[begin DATA FOR THE TASK]

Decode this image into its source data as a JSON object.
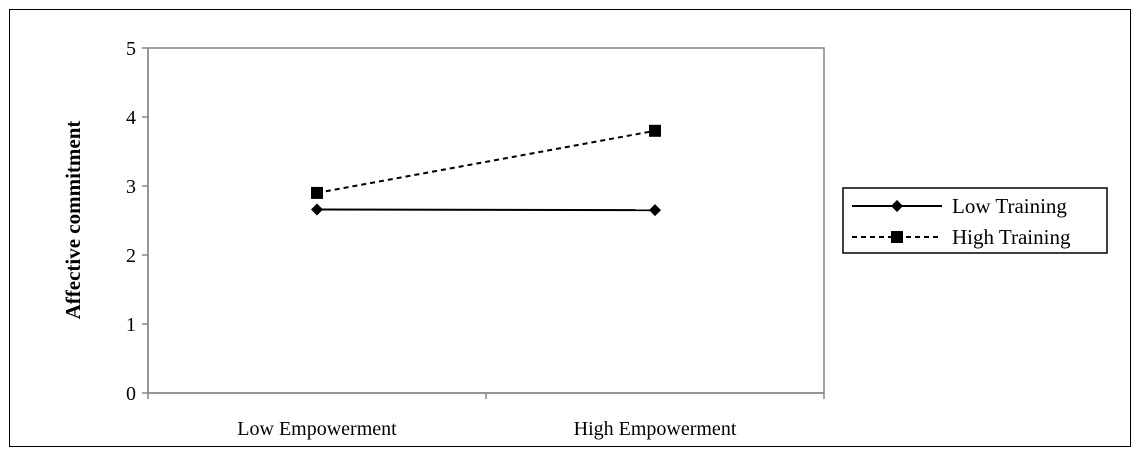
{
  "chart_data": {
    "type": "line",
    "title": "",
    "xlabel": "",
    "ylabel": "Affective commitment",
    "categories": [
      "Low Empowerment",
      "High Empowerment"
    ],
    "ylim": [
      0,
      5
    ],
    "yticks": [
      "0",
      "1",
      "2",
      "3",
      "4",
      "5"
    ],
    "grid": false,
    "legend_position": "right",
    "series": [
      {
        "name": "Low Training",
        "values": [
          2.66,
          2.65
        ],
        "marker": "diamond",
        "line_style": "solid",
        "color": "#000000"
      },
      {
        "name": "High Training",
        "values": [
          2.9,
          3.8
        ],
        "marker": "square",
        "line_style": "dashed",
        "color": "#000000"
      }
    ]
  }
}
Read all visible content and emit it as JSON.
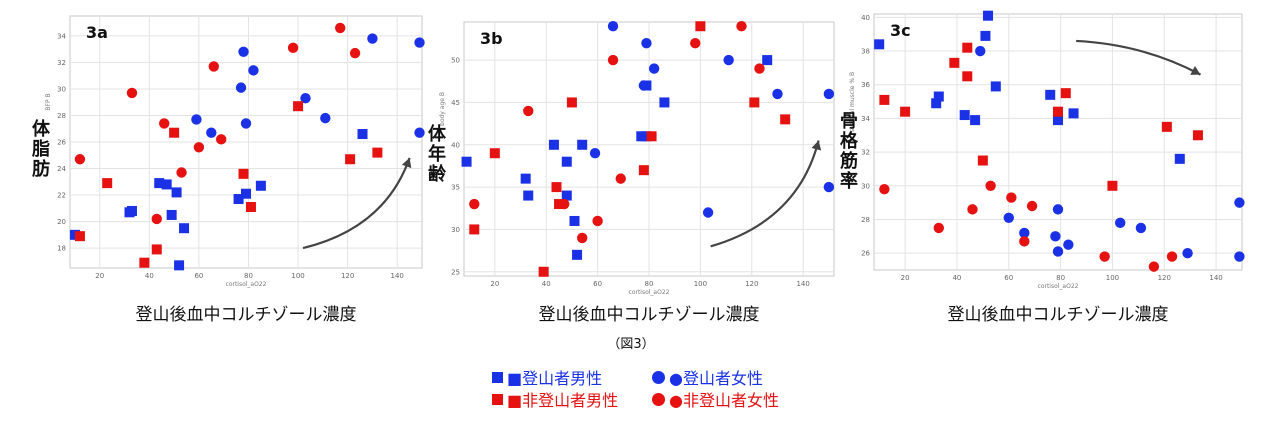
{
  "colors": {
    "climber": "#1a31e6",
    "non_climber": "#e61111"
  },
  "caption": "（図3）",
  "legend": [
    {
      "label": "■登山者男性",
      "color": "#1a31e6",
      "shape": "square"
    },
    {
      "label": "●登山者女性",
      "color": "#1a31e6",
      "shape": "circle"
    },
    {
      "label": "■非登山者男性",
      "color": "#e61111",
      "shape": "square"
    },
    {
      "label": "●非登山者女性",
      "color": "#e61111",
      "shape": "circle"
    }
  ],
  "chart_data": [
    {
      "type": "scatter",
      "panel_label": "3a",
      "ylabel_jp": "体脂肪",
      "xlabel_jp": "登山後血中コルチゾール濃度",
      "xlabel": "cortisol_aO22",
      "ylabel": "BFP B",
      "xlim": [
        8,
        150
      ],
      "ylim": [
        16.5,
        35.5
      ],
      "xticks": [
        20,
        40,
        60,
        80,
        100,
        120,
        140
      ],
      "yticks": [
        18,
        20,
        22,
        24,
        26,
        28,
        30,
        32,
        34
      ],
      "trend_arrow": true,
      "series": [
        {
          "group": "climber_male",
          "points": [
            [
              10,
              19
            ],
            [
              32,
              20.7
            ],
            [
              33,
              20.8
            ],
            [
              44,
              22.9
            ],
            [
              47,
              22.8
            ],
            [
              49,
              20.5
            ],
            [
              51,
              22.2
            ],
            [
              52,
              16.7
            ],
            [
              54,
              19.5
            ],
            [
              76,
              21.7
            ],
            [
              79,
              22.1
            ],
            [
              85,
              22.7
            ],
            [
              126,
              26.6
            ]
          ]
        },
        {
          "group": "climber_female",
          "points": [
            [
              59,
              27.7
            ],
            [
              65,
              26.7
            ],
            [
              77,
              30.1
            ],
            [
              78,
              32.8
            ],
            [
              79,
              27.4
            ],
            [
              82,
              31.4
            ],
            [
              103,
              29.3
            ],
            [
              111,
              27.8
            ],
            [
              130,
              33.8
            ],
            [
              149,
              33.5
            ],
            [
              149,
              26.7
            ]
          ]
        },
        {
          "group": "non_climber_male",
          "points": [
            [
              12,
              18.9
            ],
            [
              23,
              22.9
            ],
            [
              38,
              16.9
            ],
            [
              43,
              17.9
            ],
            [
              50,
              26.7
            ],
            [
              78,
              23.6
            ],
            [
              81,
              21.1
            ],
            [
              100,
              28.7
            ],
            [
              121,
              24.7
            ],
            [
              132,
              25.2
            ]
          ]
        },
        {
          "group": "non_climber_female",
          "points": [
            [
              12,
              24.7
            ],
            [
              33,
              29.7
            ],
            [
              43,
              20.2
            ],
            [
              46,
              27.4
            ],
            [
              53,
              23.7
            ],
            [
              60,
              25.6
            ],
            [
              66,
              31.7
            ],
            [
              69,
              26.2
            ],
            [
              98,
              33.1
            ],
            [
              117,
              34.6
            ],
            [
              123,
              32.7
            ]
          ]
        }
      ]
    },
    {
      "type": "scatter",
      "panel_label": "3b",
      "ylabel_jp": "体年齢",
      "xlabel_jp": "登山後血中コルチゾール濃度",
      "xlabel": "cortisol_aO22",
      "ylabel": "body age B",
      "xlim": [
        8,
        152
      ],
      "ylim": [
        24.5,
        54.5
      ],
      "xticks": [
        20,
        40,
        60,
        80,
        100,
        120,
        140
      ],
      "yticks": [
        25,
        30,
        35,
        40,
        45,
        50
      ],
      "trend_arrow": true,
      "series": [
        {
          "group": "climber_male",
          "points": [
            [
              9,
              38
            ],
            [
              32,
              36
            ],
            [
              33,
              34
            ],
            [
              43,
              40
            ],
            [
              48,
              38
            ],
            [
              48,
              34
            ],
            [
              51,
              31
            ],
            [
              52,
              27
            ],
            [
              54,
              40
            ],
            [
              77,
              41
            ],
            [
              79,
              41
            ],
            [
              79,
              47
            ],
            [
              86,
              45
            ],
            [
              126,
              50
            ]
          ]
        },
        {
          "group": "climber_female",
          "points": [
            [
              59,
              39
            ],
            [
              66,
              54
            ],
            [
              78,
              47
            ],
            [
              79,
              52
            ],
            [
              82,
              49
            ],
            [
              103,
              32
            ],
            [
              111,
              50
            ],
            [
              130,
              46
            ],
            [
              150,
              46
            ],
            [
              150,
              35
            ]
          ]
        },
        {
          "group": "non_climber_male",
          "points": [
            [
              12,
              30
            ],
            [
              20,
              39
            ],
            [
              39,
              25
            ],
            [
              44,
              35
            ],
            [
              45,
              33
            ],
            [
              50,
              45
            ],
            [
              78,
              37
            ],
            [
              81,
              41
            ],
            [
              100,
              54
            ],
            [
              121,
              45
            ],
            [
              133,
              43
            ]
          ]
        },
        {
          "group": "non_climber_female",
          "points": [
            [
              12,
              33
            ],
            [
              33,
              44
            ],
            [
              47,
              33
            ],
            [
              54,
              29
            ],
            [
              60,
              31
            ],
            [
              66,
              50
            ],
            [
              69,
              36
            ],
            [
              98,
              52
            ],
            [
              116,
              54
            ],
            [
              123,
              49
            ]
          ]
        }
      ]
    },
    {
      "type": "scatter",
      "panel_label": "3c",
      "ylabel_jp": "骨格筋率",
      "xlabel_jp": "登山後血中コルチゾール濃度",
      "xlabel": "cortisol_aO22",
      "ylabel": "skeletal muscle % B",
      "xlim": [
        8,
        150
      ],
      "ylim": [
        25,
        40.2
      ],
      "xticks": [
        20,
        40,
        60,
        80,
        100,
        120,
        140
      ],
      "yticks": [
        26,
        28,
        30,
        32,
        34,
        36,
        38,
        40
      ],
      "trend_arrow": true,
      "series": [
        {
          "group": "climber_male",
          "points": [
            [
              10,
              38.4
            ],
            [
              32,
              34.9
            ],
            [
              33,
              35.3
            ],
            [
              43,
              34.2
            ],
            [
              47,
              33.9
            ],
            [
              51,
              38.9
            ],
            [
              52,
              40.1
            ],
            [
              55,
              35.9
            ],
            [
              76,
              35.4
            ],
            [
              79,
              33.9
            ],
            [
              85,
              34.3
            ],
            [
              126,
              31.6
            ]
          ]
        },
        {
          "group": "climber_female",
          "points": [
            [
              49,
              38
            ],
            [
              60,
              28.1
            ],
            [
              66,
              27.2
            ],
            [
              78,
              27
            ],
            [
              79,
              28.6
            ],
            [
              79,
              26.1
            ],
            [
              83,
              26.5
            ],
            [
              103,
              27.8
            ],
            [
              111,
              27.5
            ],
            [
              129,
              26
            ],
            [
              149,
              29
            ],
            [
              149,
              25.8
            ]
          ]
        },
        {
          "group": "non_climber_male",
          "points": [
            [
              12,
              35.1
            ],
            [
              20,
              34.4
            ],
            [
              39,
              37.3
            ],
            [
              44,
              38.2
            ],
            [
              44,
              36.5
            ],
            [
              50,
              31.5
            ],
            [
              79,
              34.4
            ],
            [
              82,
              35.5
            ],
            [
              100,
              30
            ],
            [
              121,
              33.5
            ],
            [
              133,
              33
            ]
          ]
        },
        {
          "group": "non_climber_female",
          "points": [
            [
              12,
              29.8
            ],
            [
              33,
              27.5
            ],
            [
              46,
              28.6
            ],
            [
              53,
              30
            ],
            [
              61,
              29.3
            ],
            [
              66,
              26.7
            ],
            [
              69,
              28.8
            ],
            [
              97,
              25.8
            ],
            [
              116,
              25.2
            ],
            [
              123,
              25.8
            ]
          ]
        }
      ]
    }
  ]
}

[end DATA FOR THE TASK]

## WORK REQUIRED
Note each line of the entries that has "High" in it, and copy those lines.

## ANSWER TO THE PROBLEM
      "High Empowerment"
        "name": "High Training",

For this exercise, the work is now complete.